"""

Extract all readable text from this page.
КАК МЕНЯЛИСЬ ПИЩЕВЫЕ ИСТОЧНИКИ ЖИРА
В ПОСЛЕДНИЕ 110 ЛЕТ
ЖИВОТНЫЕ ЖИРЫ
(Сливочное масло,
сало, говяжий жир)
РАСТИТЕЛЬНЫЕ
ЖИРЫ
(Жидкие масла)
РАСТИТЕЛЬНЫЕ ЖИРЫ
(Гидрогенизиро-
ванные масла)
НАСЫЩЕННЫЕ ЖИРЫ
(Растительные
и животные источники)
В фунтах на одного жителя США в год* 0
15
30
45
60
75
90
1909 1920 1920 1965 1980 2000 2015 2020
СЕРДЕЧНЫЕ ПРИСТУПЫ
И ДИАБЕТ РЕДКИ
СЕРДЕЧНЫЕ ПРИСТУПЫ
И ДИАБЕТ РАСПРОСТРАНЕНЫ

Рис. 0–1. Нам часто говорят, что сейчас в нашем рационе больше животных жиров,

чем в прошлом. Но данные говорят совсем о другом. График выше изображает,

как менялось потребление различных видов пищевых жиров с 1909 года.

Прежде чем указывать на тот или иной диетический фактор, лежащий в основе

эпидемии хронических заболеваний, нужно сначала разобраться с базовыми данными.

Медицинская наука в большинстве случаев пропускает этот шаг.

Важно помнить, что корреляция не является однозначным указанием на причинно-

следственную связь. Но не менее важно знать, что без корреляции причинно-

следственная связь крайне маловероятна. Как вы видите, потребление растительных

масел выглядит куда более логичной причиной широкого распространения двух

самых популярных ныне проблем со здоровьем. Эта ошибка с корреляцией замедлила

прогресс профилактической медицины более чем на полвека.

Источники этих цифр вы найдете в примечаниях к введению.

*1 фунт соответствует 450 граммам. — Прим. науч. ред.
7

"""

The listing above should be transcribed in full, exactly as written.

Extract all readable text from this page.
КАК МЕНЯЛИСЬ ПИЩЕВЫЕ ИСТОЧНИКИ ЖИРА
В ПОСЛЕДНИЕ 110 ЛЕТ
ЖИВОТНЫЕ ЖИРЫ
(Сливочное масло,
сало, говяжий жир)
РАСТИТЕЛЬНЫЕ
ЖИРЫ
(Жидкие масла)
РАСТИТЕЛЬНЫЕ ЖИРЫ
(Гидрогенизиро-
ванные масла)
НАСЫЩЕННЫЕ ЖИРЫ
(Растительные
и животные источники)
В фунтах на одного жителя США в год* 0
15
30
45
60
75
90
1909 1920 1920 1965 1980 2000 2015 2020
СЕРДЕЧНЫЕ ПРИСТУПЫ
И ДИАБЕТ РЕДКИ
СЕРДЕЧНЫЕ ПРИСТУПЫ
И ДИАБЕТ РАСПРОСТРАНЕНЫ

Рис. 0–1. Нам часто говорят, что сейчас в нашем рационе больше животных жиров,

чем в прошлом. Но данные говорят совсем о другом. График выше изображает,

как менялось потребление различных видов пищевых жиров с 1909 года.

Прежде чем указывать на тот или иной диетический фактор, лежащий в основе

эпидемии хронических заболеваний, нужно сначала разобраться с базовыми данными.

Медицинская наука в большинстве случаев пропускает этот шаг.

Важно помнить, что корреляция не является однозначным указанием на причинно-

следственную связь. Но не менее важно знать, что без корреляции причинно-

следственная связь крайне маловероятна. Как вы видите, потребление растительных

масел выглядит куда более логичной причиной широкого распространения двух

самых популярных ныне проблем со здоровьем. Эта ошибка с корреляцией замедлила

прогресс профилактической медицины более чем на полвека.

Источники этих цифр вы найдете в примечаниях к введению.

*1 фунт соответствует 450 граммам. — Прим. науч. ред.
7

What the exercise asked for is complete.